## Problem requirements
Work through the data below line by line and say how many lines hold "nEfficient"; give only the number.

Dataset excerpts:
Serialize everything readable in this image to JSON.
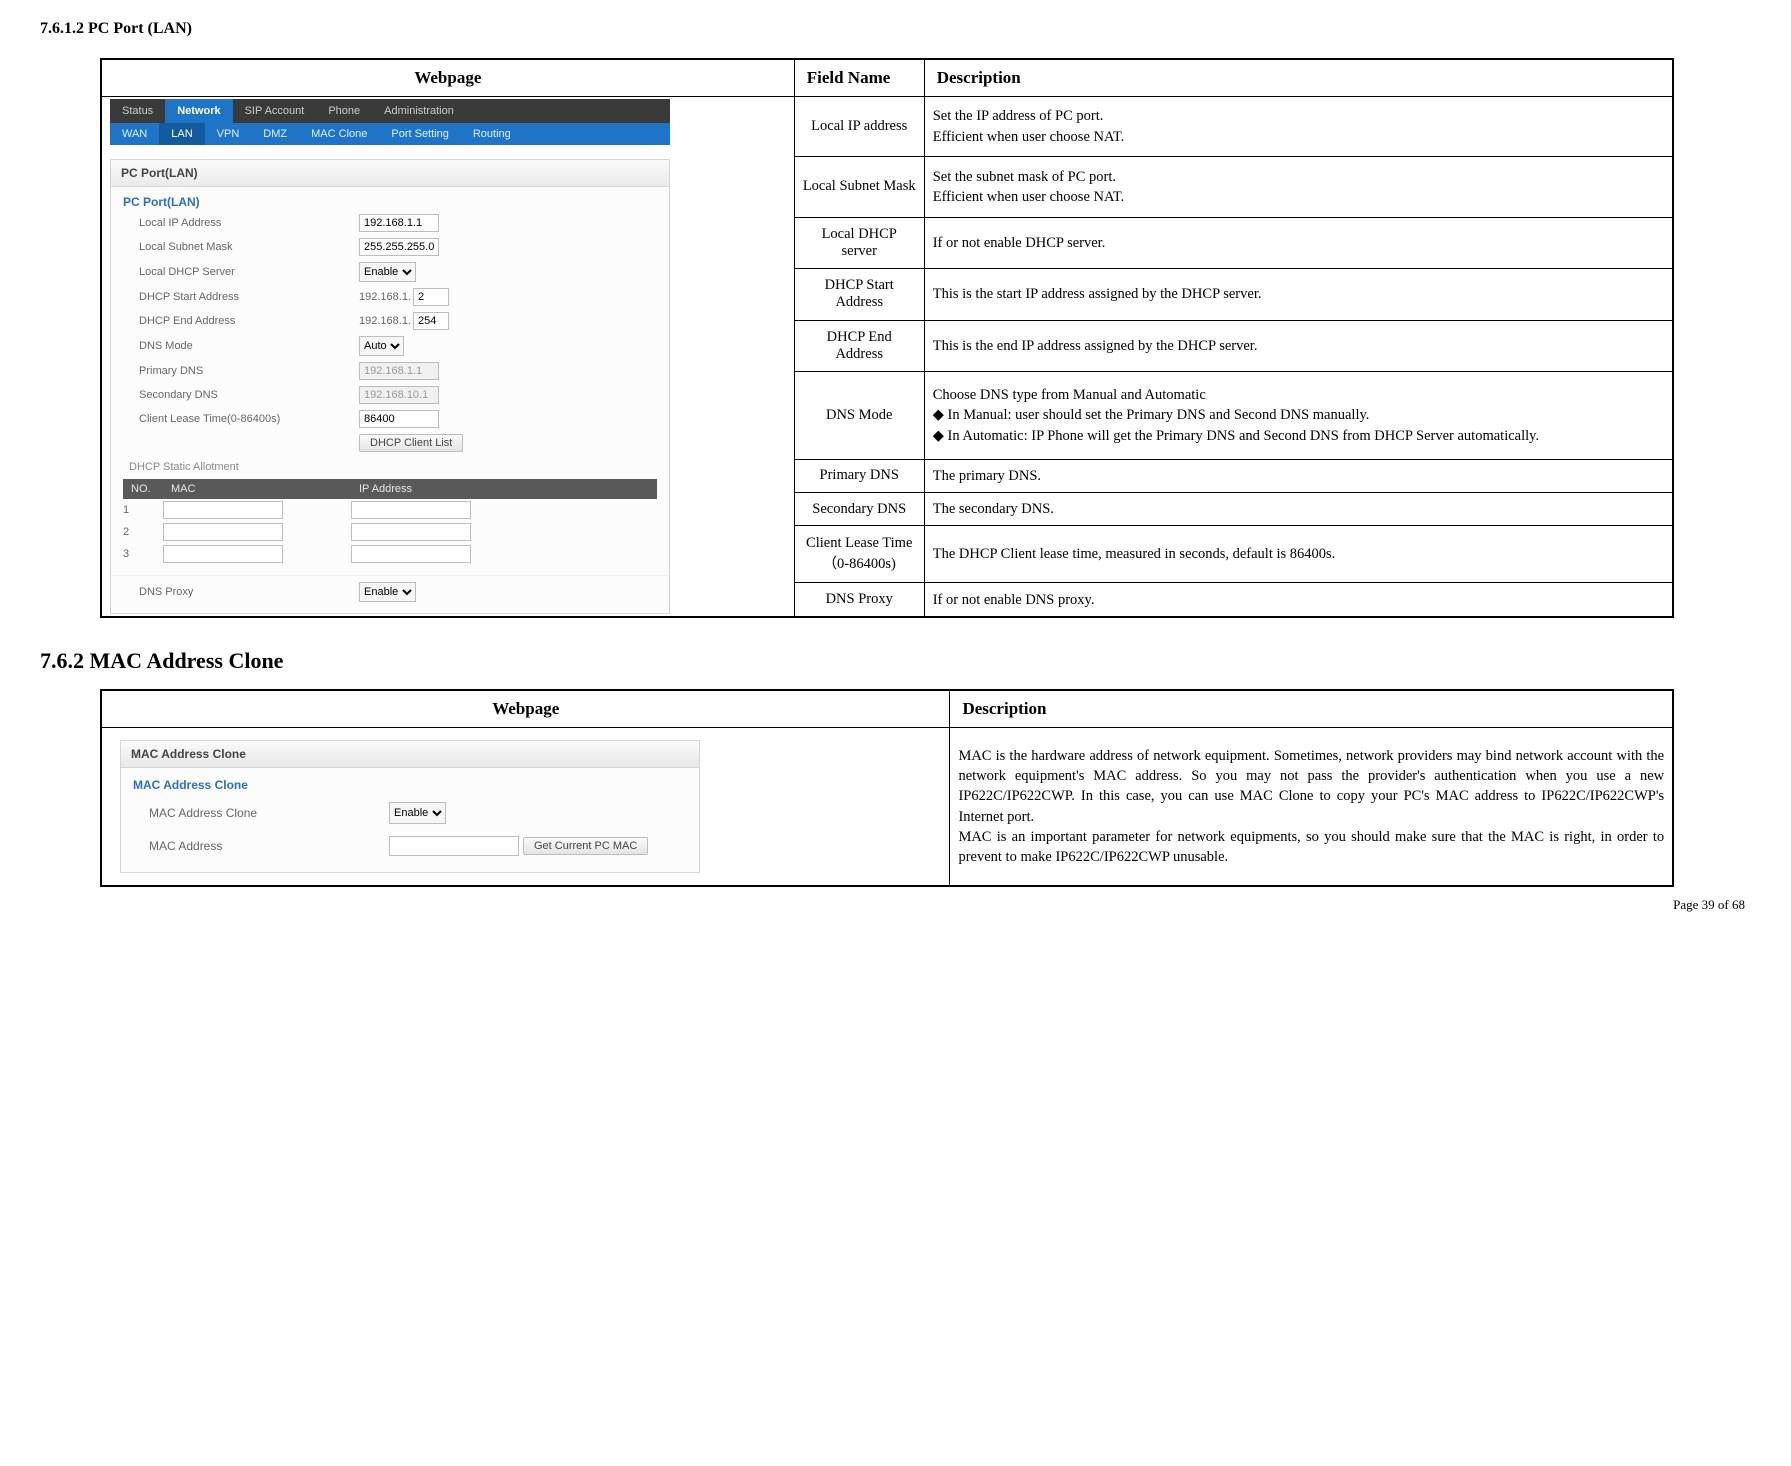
{
  "section1_title": "7.6.1.2  PC Port (LAN)",
  "section2_title": "7.6.2     MAC Address Clone",
  "page_footer": "Page  39  of  68",
  "t1": {
    "head_webpage": "Webpage",
    "head_field": "Field Name",
    "head_desc": "Description",
    "rows": [
      {
        "field": "Local IP address",
        "desc": "Set the IP address of PC port.\nEfficient when user choose NAT."
      },
      {
        "field": "Local Subnet Mask",
        "desc": "Set the subnet mask of PC port.\nEfficient when user choose NAT."
      },
      {
        "field": "Local DHCP server",
        "desc": "If or not enable DHCP server."
      },
      {
        "field": "DHCP Start Address",
        "desc": "This is the start IP address assigned by the DHCP server."
      },
      {
        "field": "DHCP End Address",
        "desc": "This is the end IP address assigned by the DHCP server."
      },
      {
        "field": "DNS Mode",
        "desc": "Choose DNS type from Manual and Automatic\n◆ In Manual: user should set the Primary DNS and Second DNS manually.\n◆ In Automatic: IP Phone will get the Primary DNS and Second DNS from DHCP Server automatically."
      },
      {
        "field": "Primary DNS",
        "desc": "The primary DNS."
      },
      {
        "field": "Secondary DNS",
        "desc": "The secondary DNS."
      },
      {
        "field": "Client Lease Time（0-86400s)",
        "desc": "The DHCP Client lease time, measured in seconds, default is 86400s."
      },
      {
        "field": "DNS Proxy",
        "desc": "If or not enable DNS proxy."
      }
    ]
  },
  "t2": {
    "head_webpage": "Webpage",
    "head_desc": "Description",
    "desc": "MAC is the hardware address of network equipment. Sometimes, network providers may bind network account with the network equipment's MAC address. So you may not pass the provider's authentication when you use a new IP622C/IP622CWP. In this case, you can use MAC Clone to copy your PC's MAC address to IP622C/IP622CWP's Internet port.\nMAC is an important parameter for network equipments, so you should make sure that the MAC is right, in order to prevent to make IP622C/IP622CWP unusable."
  },
  "ui1": {
    "top_tabs": [
      "Status",
      "Network",
      "SIP Account",
      "Phone",
      "Administration"
    ],
    "top_active": "Network",
    "sub_tabs": [
      "WAN",
      "LAN",
      "VPN",
      "DMZ",
      "MAC Clone",
      "Port Setting",
      "Routing"
    ],
    "sub_active": "LAN",
    "panel_title": "PC Port(LAN)",
    "panel_sub": "PC Port(LAN)",
    "labels": {
      "local_ip": "Local IP Address",
      "subnet": "Local Subnet Mask",
      "dhcp_server": "Local DHCP Server",
      "dhcp_start": "DHCP Start Address",
      "dhcp_end": "DHCP End Address",
      "dns_mode": "DNS Mode",
      "pri_dns": "Primary DNS",
      "sec_dns": "Secondary DNS",
      "lease": "Client Lease Time(0-86400s)",
      "dns_proxy": "DNS Proxy",
      "allot_title": "DHCP Static Allotment",
      "btn_list": "DHCP Client List"
    },
    "values": {
      "local_ip": "192.168.1.1",
      "subnet": "255.255.255.0",
      "dhcp_server": "Enable",
      "dhcp_prefix": "192.168.1.",
      "dhcp_start": "2",
      "dhcp_end": "254",
      "dns_mode": "Auto",
      "pri_dns": "192.168.1.1",
      "sec_dns": "192.168.10.1",
      "lease": "86400",
      "dns_proxy": "Enable"
    },
    "allot_head": {
      "no": "NO.",
      "mac": "MAC",
      "ip": "IP Address"
    },
    "allot_rows": [
      "1",
      "2",
      "3"
    ]
  },
  "ui2": {
    "panel_title": "MAC Address Clone",
    "panel_sub": "MAC Address Clone",
    "label_clone": "MAC Address Clone",
    "label_mac": "MAC Address",
    "value_clone": "Enable",
    "btn_text": "Get Current PC MAC"
  }
}
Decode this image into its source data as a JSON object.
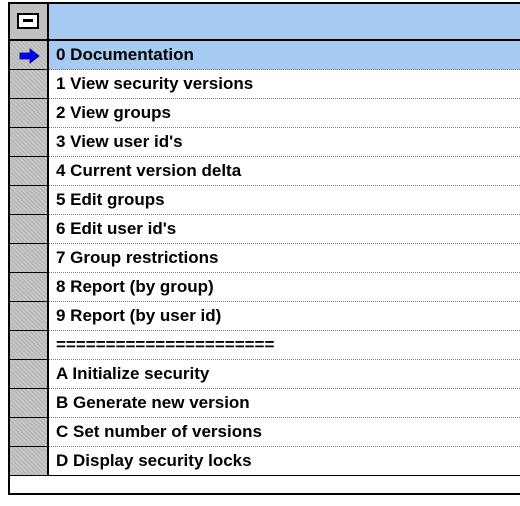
{
  "header": {
    "icon": "collapse-icon",
    "title": ""
  },
  "current_row_icon": "arrow-right-icon",
  "colors": {
    "header_bg": "#a6caf0",
    "current_row_bg": "#a6caf0",
    "arrow": "#0000ff"
  },
  "rows": [
    {
      "label": "0 Documentation"
    },
    {
      "label": "1 View security versions"
    },
    {
      "label": "2 View groups"
    },
    {
      "label": "3 View user id's"
    },
    {
      "label": "4 Current version delta"
    },
    {
      "label": "5 Edit groups"
    },
    {
      "label": "6 Edit user id's"
    },
    {
      "label": "7 Group restrictions"
    },
    {
      "label": "8 Report (by group)"
    },
    {
      "label": "9 Report (by user id)"
    },
    {
      "label": "======================"
    },
    {
      "label": "A Initialize security"
    },
    {
      "label": "B Generate new version"
    },
    {
      "label": "C Set number of versions"
    },
    {
      "label": "D Display security locks"
    }
  ]
}
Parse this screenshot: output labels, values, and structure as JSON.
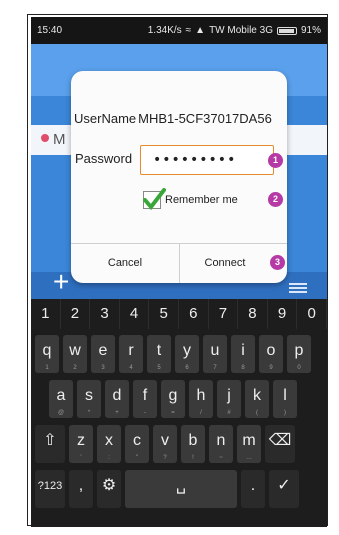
{
  "status": {
    "time": "15:40",
    "speed": "1.34K/s",
    "carrier": "TW Mobile 3G",
    "battery": "91%",
    "battery_level": 0.91
  },
  "background": {
    "peek_text": "M"
  },
  "dialog": {
    "username_label": "UserName",
    "username_value": "MHB1-5CF37017DA56",
    "password_label": "Password",
    "password_value": "•••••••••",
    "remember_label": "Remember me",
    "cancel_label": "Cancel",
    "connect_label": "Connect",
    "badges": [
      "1",
      "2",
      "3"
    ]
  },
  "keyboard": {
    "numbers": [
      "1",
      "2",
      "3",
      "4",
      "5",
      "6",
      "7",
      "8",
      "9",
      "0"
    ],
    "row1": [
      [
        "q",
        "1"
      ],
      [
        "w",
        "2"
      ],
      [
        "e",
        "3"
      ],
      [
        "r",
        "4"
      ],
      [
        "t",
        "5"
      ],
      [
        "y",
        "6"
      ],
      [
        "u",
        "7"
      ],
      [
        "i",
        "8"
      ],
      [
        "o",
        "9"
      ],
      [
        "p",
        "0"
      ]
    ],
    "row2": [
      [
        "a",
        "@"
      ],
      [
        "s",
        "*"
      ],
      [
        "d",
        "+"
      ],
      [
        "f",
        "-"
      ],
      [
        "g",
        "="
      ],
      [
        "h",
        "/"
      ],
      [
        "j",
        "#"
      ],
      [
        "k",
        "("
      ],
      [
        "l",
        ")"
      ]
    ],
    "row3": [
      [
        "z",
        "'"
      ],
      [
        "x",
        ":"
      ],
      [
        "c",
        "\""
      ],
      [
        "v",
        "?"
      ],
      [
        "b",
        "!"
      ],
      [
        "n",
        "~"
      ],
      [
        "m",
        "…"
      ]
    ],
    "mode_key": "?123",
    "comma_key": ",",
    "period_key": "."
  },
  "colors": {
    "accent": "#e68a2e",
    "badge": "#b53aa6",
    "app_blue": "#3b86d8"
  }
}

## Solution for this task
2